◆ **Exercise**: Find each line containing the string "Ridership" and return it.

= = = =

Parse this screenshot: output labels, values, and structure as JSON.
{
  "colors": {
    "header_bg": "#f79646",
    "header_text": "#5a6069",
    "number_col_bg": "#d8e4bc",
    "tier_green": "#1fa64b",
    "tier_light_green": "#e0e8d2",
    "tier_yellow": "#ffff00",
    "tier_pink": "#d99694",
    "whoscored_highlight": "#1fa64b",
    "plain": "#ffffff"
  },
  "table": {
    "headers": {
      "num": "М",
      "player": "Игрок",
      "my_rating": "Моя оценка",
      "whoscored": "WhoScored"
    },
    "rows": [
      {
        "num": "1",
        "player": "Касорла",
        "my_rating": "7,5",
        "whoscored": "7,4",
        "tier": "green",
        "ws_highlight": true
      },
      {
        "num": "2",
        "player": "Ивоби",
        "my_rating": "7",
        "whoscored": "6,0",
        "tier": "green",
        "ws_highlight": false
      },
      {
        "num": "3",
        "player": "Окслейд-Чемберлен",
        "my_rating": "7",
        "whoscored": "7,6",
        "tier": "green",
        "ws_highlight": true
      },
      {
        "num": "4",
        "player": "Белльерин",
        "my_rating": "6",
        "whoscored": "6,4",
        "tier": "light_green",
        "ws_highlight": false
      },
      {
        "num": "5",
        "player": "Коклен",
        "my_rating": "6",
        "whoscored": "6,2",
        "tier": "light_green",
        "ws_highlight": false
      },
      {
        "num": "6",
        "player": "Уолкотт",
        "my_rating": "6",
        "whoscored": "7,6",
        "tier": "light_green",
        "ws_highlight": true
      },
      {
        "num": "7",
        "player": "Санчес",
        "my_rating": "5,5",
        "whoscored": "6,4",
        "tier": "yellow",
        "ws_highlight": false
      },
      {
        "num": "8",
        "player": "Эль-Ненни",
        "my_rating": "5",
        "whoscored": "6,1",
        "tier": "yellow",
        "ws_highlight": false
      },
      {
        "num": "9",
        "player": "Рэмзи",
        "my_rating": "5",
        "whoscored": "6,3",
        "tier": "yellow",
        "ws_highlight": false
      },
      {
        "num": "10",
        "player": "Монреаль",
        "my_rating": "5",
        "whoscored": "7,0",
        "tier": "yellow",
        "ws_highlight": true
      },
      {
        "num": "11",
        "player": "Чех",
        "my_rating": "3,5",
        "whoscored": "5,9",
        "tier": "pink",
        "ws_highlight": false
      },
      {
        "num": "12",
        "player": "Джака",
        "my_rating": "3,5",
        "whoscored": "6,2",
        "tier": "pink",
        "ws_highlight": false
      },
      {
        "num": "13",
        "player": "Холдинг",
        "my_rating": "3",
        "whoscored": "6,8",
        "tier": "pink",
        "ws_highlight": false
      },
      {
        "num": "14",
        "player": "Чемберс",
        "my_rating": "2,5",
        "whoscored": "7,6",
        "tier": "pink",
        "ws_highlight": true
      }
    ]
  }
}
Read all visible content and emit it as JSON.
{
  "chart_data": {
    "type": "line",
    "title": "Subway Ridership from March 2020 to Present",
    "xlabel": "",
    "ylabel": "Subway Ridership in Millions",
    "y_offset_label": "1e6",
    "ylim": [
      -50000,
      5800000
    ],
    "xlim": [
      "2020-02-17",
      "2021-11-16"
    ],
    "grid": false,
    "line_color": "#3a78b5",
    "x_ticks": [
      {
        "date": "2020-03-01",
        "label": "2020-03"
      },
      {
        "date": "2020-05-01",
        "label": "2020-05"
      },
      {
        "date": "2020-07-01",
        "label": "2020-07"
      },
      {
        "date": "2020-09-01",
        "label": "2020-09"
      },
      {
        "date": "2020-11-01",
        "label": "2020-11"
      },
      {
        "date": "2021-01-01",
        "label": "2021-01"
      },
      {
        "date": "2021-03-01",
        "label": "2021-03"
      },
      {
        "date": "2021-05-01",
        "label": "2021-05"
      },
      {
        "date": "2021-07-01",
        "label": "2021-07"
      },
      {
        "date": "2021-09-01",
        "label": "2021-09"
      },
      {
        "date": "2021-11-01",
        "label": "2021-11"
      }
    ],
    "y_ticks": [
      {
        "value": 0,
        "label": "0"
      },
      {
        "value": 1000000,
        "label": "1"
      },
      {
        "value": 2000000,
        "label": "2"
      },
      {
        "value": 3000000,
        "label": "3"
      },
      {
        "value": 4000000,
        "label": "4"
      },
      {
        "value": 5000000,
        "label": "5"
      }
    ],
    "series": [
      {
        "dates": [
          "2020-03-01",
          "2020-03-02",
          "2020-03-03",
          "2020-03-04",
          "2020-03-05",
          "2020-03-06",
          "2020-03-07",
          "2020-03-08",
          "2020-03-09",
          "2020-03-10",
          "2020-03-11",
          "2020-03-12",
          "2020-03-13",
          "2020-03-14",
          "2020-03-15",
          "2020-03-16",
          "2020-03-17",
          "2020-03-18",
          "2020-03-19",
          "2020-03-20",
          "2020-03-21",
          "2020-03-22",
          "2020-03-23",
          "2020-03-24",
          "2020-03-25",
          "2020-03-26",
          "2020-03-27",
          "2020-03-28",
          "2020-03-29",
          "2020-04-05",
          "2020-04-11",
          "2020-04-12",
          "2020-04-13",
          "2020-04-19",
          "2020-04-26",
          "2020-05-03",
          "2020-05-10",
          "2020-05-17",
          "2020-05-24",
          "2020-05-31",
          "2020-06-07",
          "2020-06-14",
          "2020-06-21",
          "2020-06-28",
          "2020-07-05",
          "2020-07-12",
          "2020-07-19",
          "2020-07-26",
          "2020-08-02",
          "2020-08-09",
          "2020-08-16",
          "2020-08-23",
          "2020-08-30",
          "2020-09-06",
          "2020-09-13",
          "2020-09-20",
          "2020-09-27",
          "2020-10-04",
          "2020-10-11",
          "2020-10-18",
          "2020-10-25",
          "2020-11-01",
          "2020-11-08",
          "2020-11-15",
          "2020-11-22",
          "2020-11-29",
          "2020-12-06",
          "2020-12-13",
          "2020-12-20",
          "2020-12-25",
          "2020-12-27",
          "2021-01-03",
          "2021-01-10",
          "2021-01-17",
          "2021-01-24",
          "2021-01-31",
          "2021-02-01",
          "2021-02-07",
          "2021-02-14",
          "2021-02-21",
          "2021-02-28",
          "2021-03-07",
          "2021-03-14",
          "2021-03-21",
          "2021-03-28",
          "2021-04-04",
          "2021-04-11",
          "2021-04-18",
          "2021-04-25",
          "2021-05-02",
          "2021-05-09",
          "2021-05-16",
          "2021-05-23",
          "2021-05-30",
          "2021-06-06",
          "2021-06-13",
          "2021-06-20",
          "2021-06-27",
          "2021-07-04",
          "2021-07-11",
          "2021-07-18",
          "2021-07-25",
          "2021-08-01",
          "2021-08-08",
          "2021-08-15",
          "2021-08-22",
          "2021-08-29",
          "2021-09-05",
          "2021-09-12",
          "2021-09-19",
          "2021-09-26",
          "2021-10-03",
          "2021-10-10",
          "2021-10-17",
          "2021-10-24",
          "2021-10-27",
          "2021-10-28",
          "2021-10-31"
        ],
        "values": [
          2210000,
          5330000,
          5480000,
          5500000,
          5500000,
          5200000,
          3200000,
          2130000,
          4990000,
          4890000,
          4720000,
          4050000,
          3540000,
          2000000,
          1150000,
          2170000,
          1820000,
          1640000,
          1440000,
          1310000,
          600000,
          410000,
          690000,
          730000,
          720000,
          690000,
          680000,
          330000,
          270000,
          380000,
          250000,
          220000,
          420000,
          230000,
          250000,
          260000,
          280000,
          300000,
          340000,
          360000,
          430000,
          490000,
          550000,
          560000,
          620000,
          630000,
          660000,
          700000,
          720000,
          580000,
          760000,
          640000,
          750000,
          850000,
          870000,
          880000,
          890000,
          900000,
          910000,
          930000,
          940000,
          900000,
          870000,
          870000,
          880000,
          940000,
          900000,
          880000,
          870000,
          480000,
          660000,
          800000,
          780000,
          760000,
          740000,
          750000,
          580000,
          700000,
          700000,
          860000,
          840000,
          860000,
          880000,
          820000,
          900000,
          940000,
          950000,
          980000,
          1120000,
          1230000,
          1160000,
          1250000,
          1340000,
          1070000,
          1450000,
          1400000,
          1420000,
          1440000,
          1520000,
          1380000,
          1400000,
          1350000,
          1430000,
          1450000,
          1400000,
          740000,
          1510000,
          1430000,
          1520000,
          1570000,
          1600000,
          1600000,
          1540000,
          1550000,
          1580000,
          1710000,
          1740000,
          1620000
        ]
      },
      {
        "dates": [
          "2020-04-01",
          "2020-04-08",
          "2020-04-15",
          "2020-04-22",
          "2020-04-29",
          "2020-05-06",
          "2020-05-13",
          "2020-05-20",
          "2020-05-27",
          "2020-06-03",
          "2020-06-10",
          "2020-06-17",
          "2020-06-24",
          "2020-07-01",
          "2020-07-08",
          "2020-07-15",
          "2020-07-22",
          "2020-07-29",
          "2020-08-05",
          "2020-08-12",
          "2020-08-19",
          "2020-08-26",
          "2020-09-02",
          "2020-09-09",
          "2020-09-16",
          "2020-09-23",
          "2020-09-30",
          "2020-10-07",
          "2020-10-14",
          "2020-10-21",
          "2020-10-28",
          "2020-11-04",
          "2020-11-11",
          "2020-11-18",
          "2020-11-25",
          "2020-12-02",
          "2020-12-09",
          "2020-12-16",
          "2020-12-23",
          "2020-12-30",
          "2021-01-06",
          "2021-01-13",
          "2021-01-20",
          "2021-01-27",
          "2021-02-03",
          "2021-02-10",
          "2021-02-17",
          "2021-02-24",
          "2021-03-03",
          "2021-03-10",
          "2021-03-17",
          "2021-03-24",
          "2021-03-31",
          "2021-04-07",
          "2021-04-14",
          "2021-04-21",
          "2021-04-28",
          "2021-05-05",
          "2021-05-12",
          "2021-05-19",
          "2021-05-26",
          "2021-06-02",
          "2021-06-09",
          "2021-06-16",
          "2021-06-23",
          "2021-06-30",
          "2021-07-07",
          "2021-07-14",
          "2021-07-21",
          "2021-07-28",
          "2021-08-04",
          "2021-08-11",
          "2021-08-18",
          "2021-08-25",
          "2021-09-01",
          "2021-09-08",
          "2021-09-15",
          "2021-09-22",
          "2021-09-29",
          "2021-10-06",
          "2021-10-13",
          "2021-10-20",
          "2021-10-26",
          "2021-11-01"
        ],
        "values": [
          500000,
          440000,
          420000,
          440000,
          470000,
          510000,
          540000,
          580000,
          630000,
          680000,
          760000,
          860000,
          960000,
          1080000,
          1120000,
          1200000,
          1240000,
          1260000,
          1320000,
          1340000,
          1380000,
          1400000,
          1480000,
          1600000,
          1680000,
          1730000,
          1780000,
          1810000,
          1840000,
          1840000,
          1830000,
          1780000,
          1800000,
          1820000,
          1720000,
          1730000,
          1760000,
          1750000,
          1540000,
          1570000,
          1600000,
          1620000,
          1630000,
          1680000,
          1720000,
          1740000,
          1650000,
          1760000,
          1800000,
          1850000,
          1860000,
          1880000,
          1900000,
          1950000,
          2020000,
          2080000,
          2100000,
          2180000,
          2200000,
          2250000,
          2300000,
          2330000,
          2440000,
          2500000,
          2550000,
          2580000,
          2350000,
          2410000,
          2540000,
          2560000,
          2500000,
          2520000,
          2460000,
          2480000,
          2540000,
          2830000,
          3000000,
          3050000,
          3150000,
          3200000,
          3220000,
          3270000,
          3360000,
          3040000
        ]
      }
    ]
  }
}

= = = =

◆ **Final result**:
    "title": "Subway Ridership from March 2020 to Present",
    "ylabel": "Subway Ridership in Millions",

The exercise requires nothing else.